§ **MATERIAL TO PROCESS**:
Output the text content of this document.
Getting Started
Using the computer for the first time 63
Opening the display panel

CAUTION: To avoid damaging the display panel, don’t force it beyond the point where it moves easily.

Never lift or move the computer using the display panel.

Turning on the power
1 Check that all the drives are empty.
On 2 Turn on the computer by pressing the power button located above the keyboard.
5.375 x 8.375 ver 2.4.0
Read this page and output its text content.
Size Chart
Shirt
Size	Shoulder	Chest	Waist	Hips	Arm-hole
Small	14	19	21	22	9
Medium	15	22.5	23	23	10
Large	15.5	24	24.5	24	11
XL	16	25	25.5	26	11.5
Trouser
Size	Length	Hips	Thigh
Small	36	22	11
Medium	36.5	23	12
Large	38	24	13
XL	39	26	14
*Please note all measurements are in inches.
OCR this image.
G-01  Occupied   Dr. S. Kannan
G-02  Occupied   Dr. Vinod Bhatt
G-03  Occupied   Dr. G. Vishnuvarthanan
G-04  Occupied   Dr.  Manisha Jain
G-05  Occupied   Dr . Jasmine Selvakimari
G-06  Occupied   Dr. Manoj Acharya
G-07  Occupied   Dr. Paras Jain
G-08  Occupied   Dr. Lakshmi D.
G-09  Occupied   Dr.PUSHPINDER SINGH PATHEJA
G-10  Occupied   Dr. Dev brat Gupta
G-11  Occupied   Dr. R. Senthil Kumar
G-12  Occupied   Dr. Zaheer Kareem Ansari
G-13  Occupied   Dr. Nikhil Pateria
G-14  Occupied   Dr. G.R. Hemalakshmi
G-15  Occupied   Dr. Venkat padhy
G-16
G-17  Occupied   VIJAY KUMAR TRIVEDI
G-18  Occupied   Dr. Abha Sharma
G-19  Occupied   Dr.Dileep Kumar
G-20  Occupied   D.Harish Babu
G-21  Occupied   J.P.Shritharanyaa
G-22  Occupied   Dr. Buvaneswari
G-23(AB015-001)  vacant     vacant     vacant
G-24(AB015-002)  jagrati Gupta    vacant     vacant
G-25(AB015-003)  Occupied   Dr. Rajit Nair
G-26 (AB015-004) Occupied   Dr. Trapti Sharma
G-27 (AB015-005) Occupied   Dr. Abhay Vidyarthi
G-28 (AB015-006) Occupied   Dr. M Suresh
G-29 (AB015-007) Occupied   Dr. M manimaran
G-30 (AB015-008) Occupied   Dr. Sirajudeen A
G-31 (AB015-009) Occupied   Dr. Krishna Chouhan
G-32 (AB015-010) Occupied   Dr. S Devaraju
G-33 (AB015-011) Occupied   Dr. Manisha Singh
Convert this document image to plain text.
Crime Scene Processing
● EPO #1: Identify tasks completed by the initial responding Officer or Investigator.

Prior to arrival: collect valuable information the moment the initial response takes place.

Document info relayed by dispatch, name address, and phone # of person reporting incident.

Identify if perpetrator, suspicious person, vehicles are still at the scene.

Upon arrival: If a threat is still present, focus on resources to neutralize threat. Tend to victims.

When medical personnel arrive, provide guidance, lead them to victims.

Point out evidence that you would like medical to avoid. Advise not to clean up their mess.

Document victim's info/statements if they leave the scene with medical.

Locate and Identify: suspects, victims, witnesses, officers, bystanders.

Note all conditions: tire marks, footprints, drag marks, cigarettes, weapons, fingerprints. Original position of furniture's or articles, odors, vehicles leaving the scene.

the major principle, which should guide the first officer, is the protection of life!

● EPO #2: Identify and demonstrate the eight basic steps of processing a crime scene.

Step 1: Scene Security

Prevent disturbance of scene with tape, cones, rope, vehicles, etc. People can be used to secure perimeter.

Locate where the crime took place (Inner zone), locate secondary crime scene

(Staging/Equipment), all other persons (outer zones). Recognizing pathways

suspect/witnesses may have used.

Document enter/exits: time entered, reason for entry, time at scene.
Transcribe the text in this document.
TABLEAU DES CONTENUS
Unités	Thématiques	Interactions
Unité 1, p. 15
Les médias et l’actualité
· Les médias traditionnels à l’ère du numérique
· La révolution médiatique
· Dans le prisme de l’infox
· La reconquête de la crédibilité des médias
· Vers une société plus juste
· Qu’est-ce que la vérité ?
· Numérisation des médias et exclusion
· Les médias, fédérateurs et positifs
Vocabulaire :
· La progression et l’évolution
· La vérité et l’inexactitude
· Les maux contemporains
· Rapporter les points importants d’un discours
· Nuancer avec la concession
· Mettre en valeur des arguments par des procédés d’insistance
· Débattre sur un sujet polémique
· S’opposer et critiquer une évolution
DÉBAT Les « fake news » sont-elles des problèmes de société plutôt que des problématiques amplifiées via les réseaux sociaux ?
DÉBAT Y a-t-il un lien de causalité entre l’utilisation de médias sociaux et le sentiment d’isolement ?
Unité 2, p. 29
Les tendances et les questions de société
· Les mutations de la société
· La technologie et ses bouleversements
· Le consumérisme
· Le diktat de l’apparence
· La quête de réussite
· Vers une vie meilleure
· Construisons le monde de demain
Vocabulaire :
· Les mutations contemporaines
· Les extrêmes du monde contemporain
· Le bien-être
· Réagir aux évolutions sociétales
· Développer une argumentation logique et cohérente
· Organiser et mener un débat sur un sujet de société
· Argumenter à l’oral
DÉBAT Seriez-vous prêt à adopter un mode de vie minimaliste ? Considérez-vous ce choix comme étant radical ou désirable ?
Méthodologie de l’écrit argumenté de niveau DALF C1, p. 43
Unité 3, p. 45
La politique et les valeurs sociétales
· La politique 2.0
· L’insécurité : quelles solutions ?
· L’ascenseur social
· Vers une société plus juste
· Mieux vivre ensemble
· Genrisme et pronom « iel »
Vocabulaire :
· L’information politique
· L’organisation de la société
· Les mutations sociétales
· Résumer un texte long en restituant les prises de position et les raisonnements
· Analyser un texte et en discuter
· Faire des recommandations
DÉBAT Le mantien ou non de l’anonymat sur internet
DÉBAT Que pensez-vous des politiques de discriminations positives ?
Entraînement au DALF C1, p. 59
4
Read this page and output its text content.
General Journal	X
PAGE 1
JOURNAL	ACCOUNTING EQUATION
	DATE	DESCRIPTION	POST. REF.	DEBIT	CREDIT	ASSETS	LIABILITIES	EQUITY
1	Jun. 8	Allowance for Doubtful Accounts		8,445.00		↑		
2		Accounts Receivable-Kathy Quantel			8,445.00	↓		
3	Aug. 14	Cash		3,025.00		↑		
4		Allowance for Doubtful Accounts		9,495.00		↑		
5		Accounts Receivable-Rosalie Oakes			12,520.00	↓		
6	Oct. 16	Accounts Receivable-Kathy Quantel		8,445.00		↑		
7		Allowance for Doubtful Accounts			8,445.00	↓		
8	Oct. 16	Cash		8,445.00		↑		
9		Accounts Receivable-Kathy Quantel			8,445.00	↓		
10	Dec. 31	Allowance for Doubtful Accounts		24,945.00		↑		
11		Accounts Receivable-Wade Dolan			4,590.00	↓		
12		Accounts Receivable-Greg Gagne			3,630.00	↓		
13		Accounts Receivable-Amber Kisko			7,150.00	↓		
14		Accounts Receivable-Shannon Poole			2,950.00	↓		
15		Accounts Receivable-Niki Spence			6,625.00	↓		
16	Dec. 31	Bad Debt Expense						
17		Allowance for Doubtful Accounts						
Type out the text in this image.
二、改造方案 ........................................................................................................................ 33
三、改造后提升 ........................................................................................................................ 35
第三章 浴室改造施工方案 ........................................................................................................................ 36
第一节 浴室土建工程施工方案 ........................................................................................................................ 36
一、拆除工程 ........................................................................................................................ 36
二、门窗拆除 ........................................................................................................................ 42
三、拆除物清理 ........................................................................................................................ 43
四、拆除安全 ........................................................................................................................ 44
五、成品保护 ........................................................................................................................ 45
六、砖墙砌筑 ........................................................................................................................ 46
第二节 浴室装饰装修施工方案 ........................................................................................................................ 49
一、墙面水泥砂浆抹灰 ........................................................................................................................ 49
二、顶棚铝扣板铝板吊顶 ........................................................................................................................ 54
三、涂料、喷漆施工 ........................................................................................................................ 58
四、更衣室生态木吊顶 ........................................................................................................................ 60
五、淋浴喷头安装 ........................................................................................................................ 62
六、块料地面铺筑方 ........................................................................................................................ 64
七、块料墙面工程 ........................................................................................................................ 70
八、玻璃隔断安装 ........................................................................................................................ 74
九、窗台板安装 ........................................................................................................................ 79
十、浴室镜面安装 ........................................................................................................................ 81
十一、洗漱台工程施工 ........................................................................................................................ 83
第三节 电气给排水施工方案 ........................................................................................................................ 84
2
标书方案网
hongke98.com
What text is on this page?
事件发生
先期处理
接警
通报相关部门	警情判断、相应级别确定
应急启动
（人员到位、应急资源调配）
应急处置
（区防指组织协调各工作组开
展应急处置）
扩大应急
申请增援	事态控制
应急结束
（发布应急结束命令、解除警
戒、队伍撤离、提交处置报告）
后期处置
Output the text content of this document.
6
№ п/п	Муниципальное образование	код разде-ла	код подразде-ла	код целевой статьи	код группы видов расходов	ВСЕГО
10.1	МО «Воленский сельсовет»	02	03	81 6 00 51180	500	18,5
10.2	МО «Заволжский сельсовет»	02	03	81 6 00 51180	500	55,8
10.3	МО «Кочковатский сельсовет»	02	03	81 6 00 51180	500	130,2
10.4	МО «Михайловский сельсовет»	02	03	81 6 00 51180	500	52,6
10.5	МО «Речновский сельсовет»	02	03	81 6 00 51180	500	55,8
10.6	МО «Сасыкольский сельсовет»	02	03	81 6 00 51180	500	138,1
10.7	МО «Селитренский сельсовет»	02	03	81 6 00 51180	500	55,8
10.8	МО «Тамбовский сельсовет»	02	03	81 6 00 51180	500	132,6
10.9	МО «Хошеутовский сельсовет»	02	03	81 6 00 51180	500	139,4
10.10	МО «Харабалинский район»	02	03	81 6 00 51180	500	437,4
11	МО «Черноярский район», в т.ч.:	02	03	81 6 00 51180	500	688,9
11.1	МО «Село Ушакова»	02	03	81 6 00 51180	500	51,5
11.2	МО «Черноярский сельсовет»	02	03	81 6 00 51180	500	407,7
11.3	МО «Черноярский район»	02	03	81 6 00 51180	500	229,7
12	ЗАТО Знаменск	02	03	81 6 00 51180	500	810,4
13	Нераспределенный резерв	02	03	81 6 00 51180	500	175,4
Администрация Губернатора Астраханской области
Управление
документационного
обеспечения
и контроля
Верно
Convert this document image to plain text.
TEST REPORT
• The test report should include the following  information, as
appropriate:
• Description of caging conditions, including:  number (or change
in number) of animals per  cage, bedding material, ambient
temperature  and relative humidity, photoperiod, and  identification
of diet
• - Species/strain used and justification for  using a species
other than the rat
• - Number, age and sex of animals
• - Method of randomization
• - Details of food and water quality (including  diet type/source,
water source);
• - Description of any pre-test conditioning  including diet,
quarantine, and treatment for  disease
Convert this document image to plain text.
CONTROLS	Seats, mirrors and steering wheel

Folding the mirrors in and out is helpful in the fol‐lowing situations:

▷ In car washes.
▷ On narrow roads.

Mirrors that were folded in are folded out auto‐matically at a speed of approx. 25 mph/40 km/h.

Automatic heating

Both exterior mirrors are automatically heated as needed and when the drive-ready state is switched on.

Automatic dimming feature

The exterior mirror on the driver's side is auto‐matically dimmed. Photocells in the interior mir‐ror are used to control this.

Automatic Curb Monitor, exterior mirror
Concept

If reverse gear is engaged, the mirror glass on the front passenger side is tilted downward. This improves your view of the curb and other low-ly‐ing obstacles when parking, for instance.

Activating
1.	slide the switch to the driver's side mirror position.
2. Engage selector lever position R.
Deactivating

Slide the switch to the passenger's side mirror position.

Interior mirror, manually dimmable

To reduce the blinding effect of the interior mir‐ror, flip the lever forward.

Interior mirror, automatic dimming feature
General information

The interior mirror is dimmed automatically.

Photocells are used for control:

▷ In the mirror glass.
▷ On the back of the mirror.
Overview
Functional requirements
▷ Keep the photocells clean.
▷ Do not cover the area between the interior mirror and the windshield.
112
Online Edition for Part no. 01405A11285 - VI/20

§ **WRITTEN INSTRUCTION**:
Scan the lines above for "where", then copy every one that has it.

§ **EXERCISE RESULT**:
CAUTION: To avoid damaging the display panel, don’t force it beyond the point where it moves easily.
Locate where the crime took place (Inner zone), locate secondary crime scene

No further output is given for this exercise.